Restate each line of the listing exactly, without carrying over any pictures.

-----

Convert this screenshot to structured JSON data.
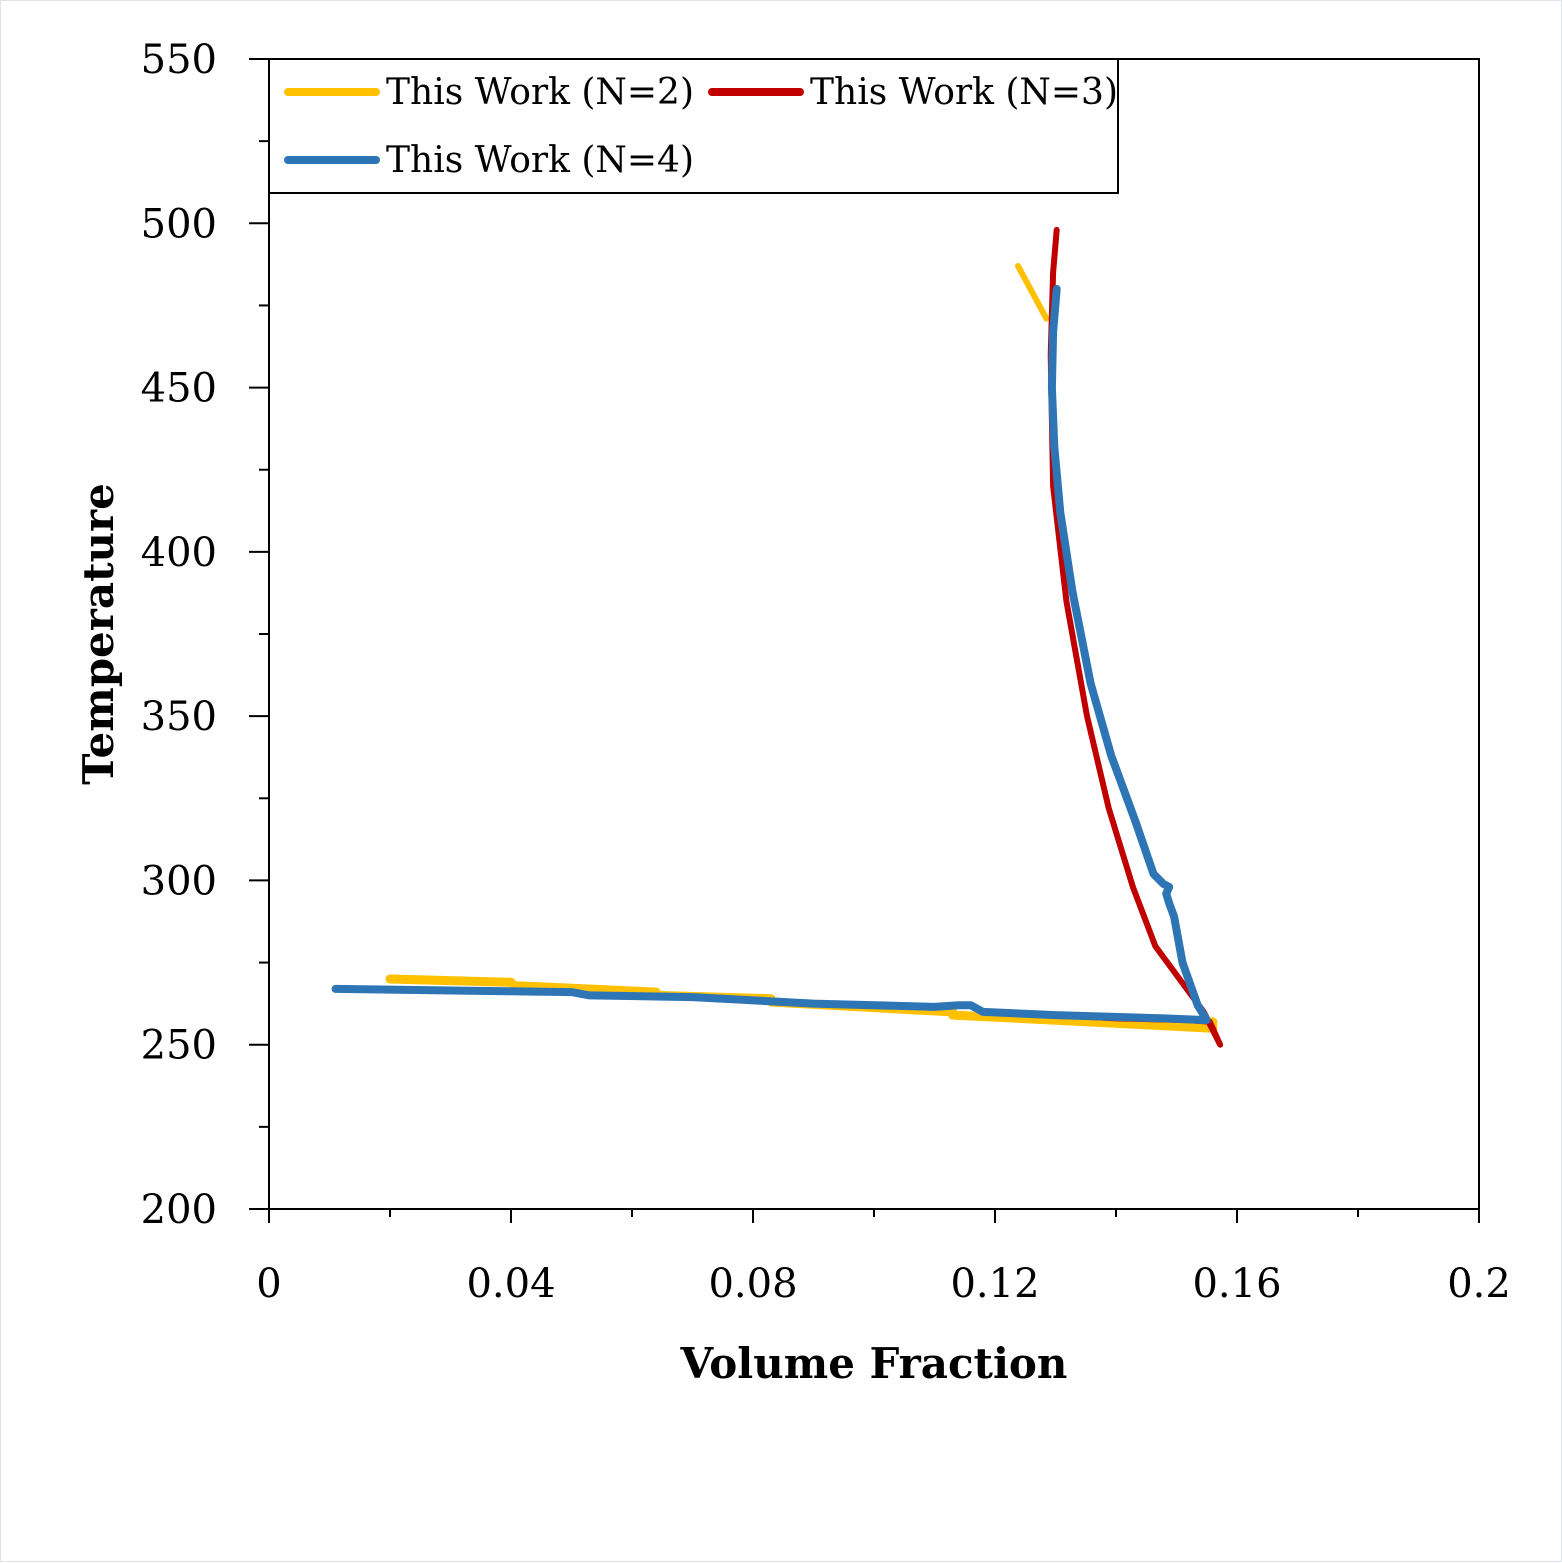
{
  "chart_data": {
    "type": "line",
    "xlabel": "Volume Fraction",
    "ylabel": "Temperature",
    "xlim": [
      0,
      0.2
    ],
    "ylim": [
      200,
      550
    ],
    "x_ticks": [
      "0",
      "0.04",
      "0.08",
      "0.12",
      "0.16",
      "0.2"
    ],
    "x_tick_values": [
      0,
      0.04,
      0.08,
      0.12,
      0.16,
      0.2
    ],
    "y_ticks": [
      "200",
      "250",
      "300",
      "350",
      "400",
      "450",
      "500",
      "550"
    ],
    "y_tick_values": [
      200,
      250,
      300,
      350,
      400,
      450,
      500,
      550
    ],
    "grid": false,
    "legend_position": "top-left",
    "series": [
      {
        "name": "This Work (N=2)",
        "color": "#FFC000",
        "points": [
          [
            0.02,
            270
          ],
          [
            0.04,
            269
          ],
          [
            0.0405,
            268
          ],
          [
            0.064,
            266
          ],
          [
            0.064,
            265
          ],
          [
            0.083,
            264
          ],
          [
            0.083,
            263
          ],
          [
            0.113,
            260
          ],
          [
            0.113,
            259
          ],
          [
            0.135,
            257
          ],
          [
            0.156,
            255
          ],
          [
            0.156,
            257
          ]
        ],
        "points_upper": [
          [
            0.1238,
            487
          ],
          [
            0.1285,
            471
          ]
        ]
      },
      {
        "name": "This Work (N=3)",
        "color": "#C00000",
        "points": [
          [
            0.1302,
            498
          ],
          [
            0.1296,
            485
          ],
          [
            0.1292,
            460
          ],
          [
            0.1296,
            420
          ],
          [
            0.1318,
            385
          ],
          [
            0.1352,
            350
          ],
          [
            0.1388,
            322
          ],
          [
            0.1428,
            298
          ],
          [
            0.1465,
            280
          ],
          [
            0.1505,
            270
          ],
          [
            0.1545,
            260
          ],
          [
            0.1572,
            250
          ],
          [
            0.1555,
            257
          ],
          [
            0.152,
            257.5
          ],
          [
            0.14,
            258
          ],
          [
            0.12,
            260
          ]
        ]
      },
      {
        "name": "This Work (N=4)",
        "color": "#2E75B6",
        "points": [
          [
            0.011,
            267
          ],
          [
            0.03,
            266.5
          ],
          [
            0.05,
            266
          ],
          [
            0.053,
            265
          ],
          [
            0.07,
            264.5
          ],
          [
            0.09,
            262.5
          ],
          [
            0.11,
            261.5
          ],
          [
            0.114,
            262
          ],
          [
            0.116,
            262
          ],
          [
            0.118,
            260
          ],
          [
            0.13,
            259
          ],
          [
            0.148,
            258
          ],
          [
            0.155,
            257.5
          ],
          [
            0.1535,
            262
          ],
          [
            0.151,
            275
          ],
          [
            0.1496,
            289
          ],
          [
            0.1488,
            293
          ],
          [
            0.1483,
            296
          ],
          [
            0.1488,
            298
          ],
          [
            0.1478,
            299
          ],
          [
            0.1462,
            302
          ],
          [
            0.1432,
            318
          ],
          [
            0.1392,
            338
          ],
          [
            0.1358,
            360
          ],
          [
            0.1328,
            388
          ],
          [
            0.1308,
            412
          ],
          [
            0.1298,
            432
          ],
          [
            0.1294,
            450
          ],
          [
            0.1296,
            467
          ],
          [
            0.1302,
            480
          ]
        ]
      }
    ]
  }
}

-----

## [FULL RESPONSE]
Convert this screenshot to structured JSON data.
{
  "chart_data": {
    "type": "line",
    "xlabel": "Volume Fraction",
    "ylabel": "Temperature",
    "xlim": [
      0,
      0.2
    ],
    "ylim": [
      200,
      550
    ],
    "x_ticks": [
      "0",
      "0.04",
      "0.08",
      "0.12",
      "0.16",
      "0.2"
    ],
    "x_tick_values": [
      0,
      0.04,
      0.08,
      0.12,
      0.16,
      0.2
    ],
    "y_ticks": [
      "200",
      "250",
      "300",
      "350",
      "400",
      "450",
      "500",
      "550"
    ],
    "y_tick_values": [
      200,
      250,
      300,
      350,
      400,
      450,
      500,
      550
    ],
    "grid": false,
    "legend_position": "top-left",
    "series": [
      {
        "name": "This Work (N=2)",
        "color": "#FFC000",
        "points": [
          [
            0.02,
            270
          ],
          [
            0.04,
            269
          ],
          [
            0.0405,
            268
          ],
          [
            0.064,
            266
          ],
          [
            0.064,
            265
          ],
          [
            0.083,
            264
          ],
          [
            0.083,
            263
          ],
          [
            0.113,
            260
          ],
          [
            0.113,
            259
          ],
          [
            0.135,
            257
          ],
          [
            0.156,
            255
          ],
          [
            0.156,
            257
          ]
        ],
        "points_upper": [
          [
            0.1238,
            487
          ],
          [
            0.1285,
            471
          ]
        ]
      },
      {
        "name": "This Work (N=3)",
        "color": "#C00000",
        "points": [
          [
            0.1302,
            498
          ],
          [
            0.1296,
            485
          ],
          [
            0.1292,
            460
          ],
          [
            0.1296,
            420
          ],
          [
            0.1318,
            385
          ],
          [
            0.1352,
            350
          ],
          [
            0.1388,
            322
          ],
          [
            0.1428,
            298
          ],
          [
            0.1465,
            280
          ],
          [
            0.1505,
            270
          ],
          [
            0.1545,
            260
          ],
          [
            0.1572,
            250
          ],
          [
            0.1555,
            257
          ],
          [
            0.152,
            257.5
          ],
          [
            0.14,
            258
          ],
          [
            0.12,
            260
          ]
        ]
      },
      {
        "name": "This Work (N=4)",
        "color": "#2E75B6",
        "points": [
          [
            0.011,
            267
          ],
          [
            0.03,
            266.5
          ],
          [
            0.05,
            266
          ],
          [
            0.053,
            265
          ],
          [
            0.07,
            264.5
          ],
          [
            0.09,
            262.5
          ],
          [
            0.11,
            261.5
          ],
          [
            0.114,
            262
          ],
          [
            0.116,
            262
          ],
          [
            0.118,
            260
          ],
          [
            0.13,
            259
          ],
          [
            0.148,
            258
          ],
          [
            0.155,
            257.5
          ],
          [
            0.1535,
            262
          ],
          [
            0.151,
            275
          ],
          [
            0.1496,
            289
          ],
          [
            0.1488,
            293
          ],
          [
            0.1483,
            296
          ],
          [
            0.1488,
            298
          ],
          [
            0.1478,
            299
          ],
          [
            0.1462,
            302
          ],
          [
            0.1432,
            318
          ],
          [
            0.1392,
            338
          ],
          [
            0.1358,
            360
          ],
          [
            0.1328,
            388
          ],
          [
            0.1308,
            412
          ],
          [
            0.1298,
            432
          ],
          [
            0.1294,
            450
          ],
          [
            0.1296,
            467
          ],
          [
            0.1302,
            480
          ]
        ]
      }
    ]
  }
}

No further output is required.